(Collection entries)
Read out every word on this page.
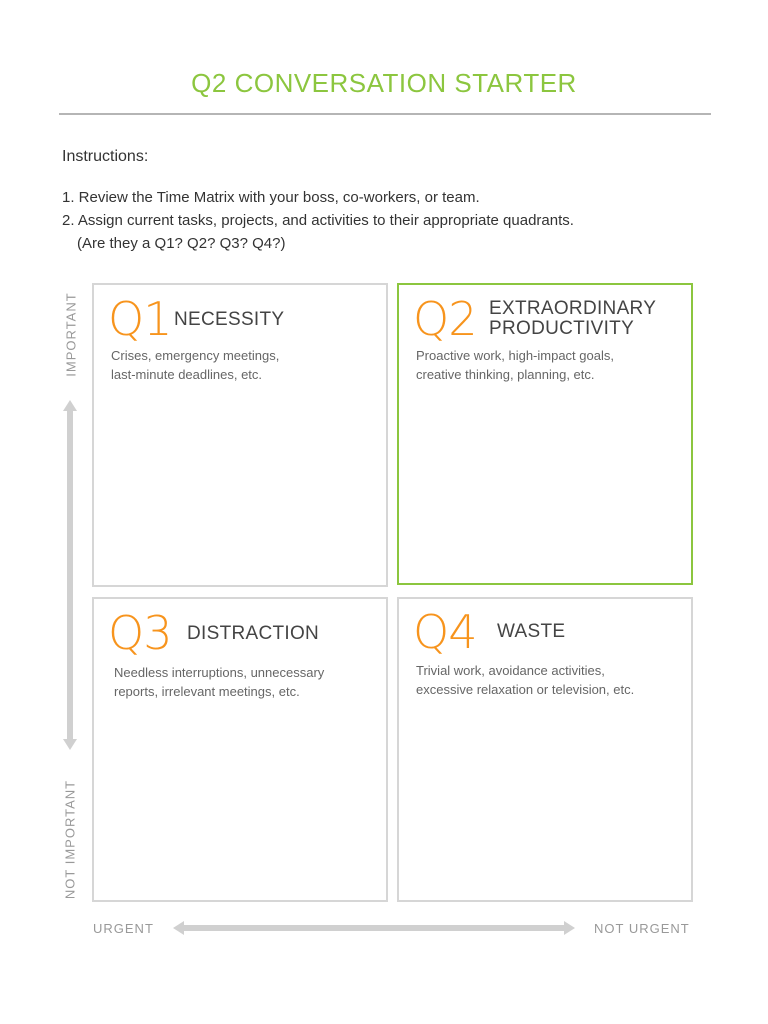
Q2 CONVERSATION STARTER
Instructions:
1. Review the Time Matrix with your boss, co-workers, or team.
2. Assign current tasks, projects, and activities to their appropriate quadrants.
(Are they a Q1? Q2? Q3? Q4?)
IMPORTANT
NOT IMPORTANT
Q1 NECESSITY
Crises, emergency meetings,
last-minute deadlines, etc.
Q2 EXTRAORDINARY
PRODUCTIVITY
Proactive work, high-impact goals,
creative thinking, planning, etc.
Q3 DISTRACTION
Needless interruptions, unnecessary
reports, irrelevant meetings, etc.
Q4 WASTE
Trivial work, avoidance activities,
excessive relaxation or television, etc.
URGENT	NOT URGENT
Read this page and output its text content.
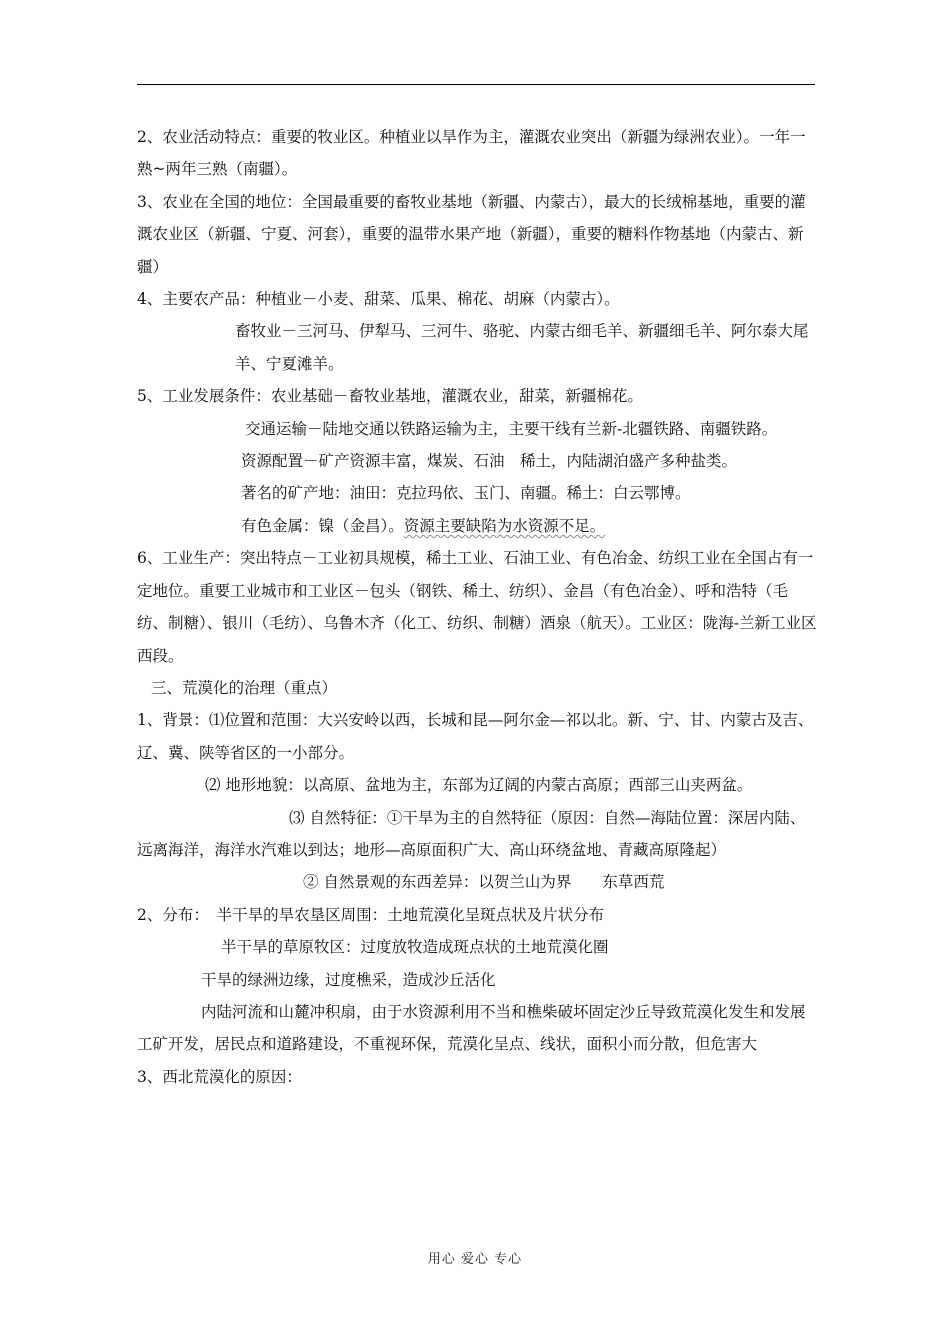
2、农业活动特点：重要的牧业区。种植业以旱作为主，灌溉农业突出（新疆为绿洲农业）。一年一熟~两年三熟（南疆）。

3、农业在全国的地位：全国最重要的畜牧业基地（新疆、内蒙古），最大的长绒棉基地，重要的灌溉农业区（新疆、宁夏、河套），重要的温带水果产地（新疆），重要的糖料作物基地（内蒙古、新疆）

4、主要农产品：种植业－小麦、甜菜、瓜果、棉花、胡麻（内蒙古）。

畜牧业－三河马、伊犁马、三河牛、骆驼、内蒙古细毛羊、新疆细毛羊、阿尔泰大尾羊、宁夏滩羊。

5、工业发展条件：农业基础－畜牧业基地，灌溉农业，甜菜，新疆棉花。

交通运输－陆地交通以铁路运输为主，主要干线有兰新-北疆铁路、南疆铁路。

资源配置－矿产资源丰富，煤炭、石油　稀土，内陆湖泊盛产多种盐类。

著名的矿产地：油田：克拉玛依、玉门、南疆。稀土：白云鄂博。

有色金属：镍（金昌）。资源主要缺陷为水资源不足。

6、工业生产：突出特点－工业初具规模，稀土工业、石油工业、有色冶金、纺织工业在全国占有一定地位。重要工业城市和工业区－包头（钢铁、稀土、纺织）、金昌（有色冶金）、呼和浩特（毛纺、制糖）、银川（毛纺）、乌鲁木齐（化工、纺织、制糖）酒泉（航天）。工业区：陇海-兰新工业区西段。

三、荒漠化的治理（重点）

1、背景：⑴位置和范围：大兴安岭以西，长城和昆—阿尔金—祁以北。新、宁、甘、内蒙古及吉、辽、冀、陕等省区的一小部分。

⑵ 地形地貌：以高原、盆地为主，东部为辽阔的内蒙古高原；西部三山夹两盆。

⑶ 自然特征：①干旱为主的自然特征（原因：自然—海陆位置：深居内陆、远离海洋，海洋水汽难以到达；地形—高原面积广大、高山环绕盆地、青藏高原隆起）

② 自然景观的东西差异：以贺兰山为界　　东草西荒

2、分布：　半干旱的旱农垦区周围：土地荒漠化呈斑点状及片状分布

半干旱的草原牧区：过度放牧造成斑点状的土地荒漠化圈

干旱的绿洲边缘，过度樵采，造成沙丘活化

内陆河流和山麓冲积扇，由于水资源利用不当和樵柴破坏固定沙丘导致荒漠化发生和发展工矿开发，居民点和道路建设，不重视环保，荒漠化呈点、线状，面积小而分散，但危害大

3、西北荒漠化的原因：

用心 爱心 专心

**Task details:**
Give every record again exactly, apart from the pictures, which stay out.

**Expected answer:**
Read out every word on this page.
Q2 CONVERSATION STARTER
Instructions:
1. Review the Time Matrix with your boss, co-workers, or team.
2. Assign current tasks, projects, and activities to their appropriate quadrants.
(Are they a Q1? Q2? Q3? Q4?)
IMPORTANT
NOT IMPORTANT
Q1 NECESSITY
Crises, emergency meetings,
last-minute deadlines, etc.
Q2 EXTRAORDINARY
PRODUCTIVITY
Proactive work, high-impact goals,
creative thinking, planning, etc.
Q3 DISTRACTION
Needless interruptions, unnecessary
reports, irrelevant meetings, etc.
Q4 WASTE
Trivial work, avoidance activities,
excessive relaxation or television, etc.
URGENT	NOT URGENT
Read this page and output its text content.
2、农业活动特点：重要的牧业区。种植业以旱作为主，灌溉农业突出（新疆为绿洲农业）。一年一熟~两年三熟（南疆）。

3、农业在全国的地位：全国最重要的畜牧业基地（新疆、内蒙古），最大的长绒棉基地，重要的灌溉农业区（新疆、宁夏、河套），重要的温带水果产地（新疆），重要的糖料作物基地（内蒙古、新疆）

4、主要农产品：种植业－小麦、甜菜、瓜果、棉花、胡麻（内蒙古）。

畜牧业－三河马、伊犁马、三河牛、骆驼、内蒙古细毛羊、新疆细毛羊、阿尔泰大尾羊、宁夏滩羊。

5、工业发展条件：农业基础－畜牧业基地，灌溉农业，甜菜，新疆棉花。

交通运输－陆地交通以铁路运输为主，主要干线有兰新-北疆铁路、南疆铁路。

资源配置－矿产资源丰富，煤炭、石油　稀土，内陆湖泊盛产多种盐类。

著名的矿产地：油田：克拉玛依、玉门、南疆。稀土：白云鄂博。

有色金属：镍（金昌）。资源主要缺陷为水资源不足。

6、工业生产：突出特点－工业初具规模，稀土工业、石油工业、有色冶金、纺织工业在全国占有一定地位。重要工业城市和工业区－包头（钢铁、稀土、纺织）、金昌（有色冶金）、呼和浩特（毛纺、制糖）、银川（毛纺）、乌鲁木齐（化工、纺织、制糖）酒泉（航天）。工业区：陇海-兰新工业区西段。

三、荒漠化的治理（重点）

1、背景：⑴位置和范围：大兴安岭以西，长城和昆—阿尔金—祁以北。新、宁、甘、内蒙古及吉、辽、冀、陕等省区的一小部分。

⑵ 地形地貌：以高原、盆地为主，东部为辽阔的内蒙古高原；西部三山夹两盆。

⑶ 自然特征：①干旱为主的自然特征（原因：自然—海陆位置：深居内陆、远离海洋，海洋水汽难以到达；地形—高原面积广大、高山环绕盆地、青藏高原隆起）

② 自然景观的东西差异：以贺兰山为界　　东草西荒

2、分布：　半干旱的旱农垦区周围：土地荒漠化呈斑点状及片状分布

半干旱的草原牧区：过度放牧造成斑点状的土地荒漠化圈

干旱的绿洲边缘，过度樵采，造成沙丘活化

内陆河流和山麓冲积扇，由于水资源利用不当和樵柴破坏固定沙丘导致荒漠化发生和发展工矿开发，居民点和道路建设，不重视环保，荒漠化呈点、线状，面积小而分散，但危害大

3、西北荒漠化的原因：

用心 爱心 专心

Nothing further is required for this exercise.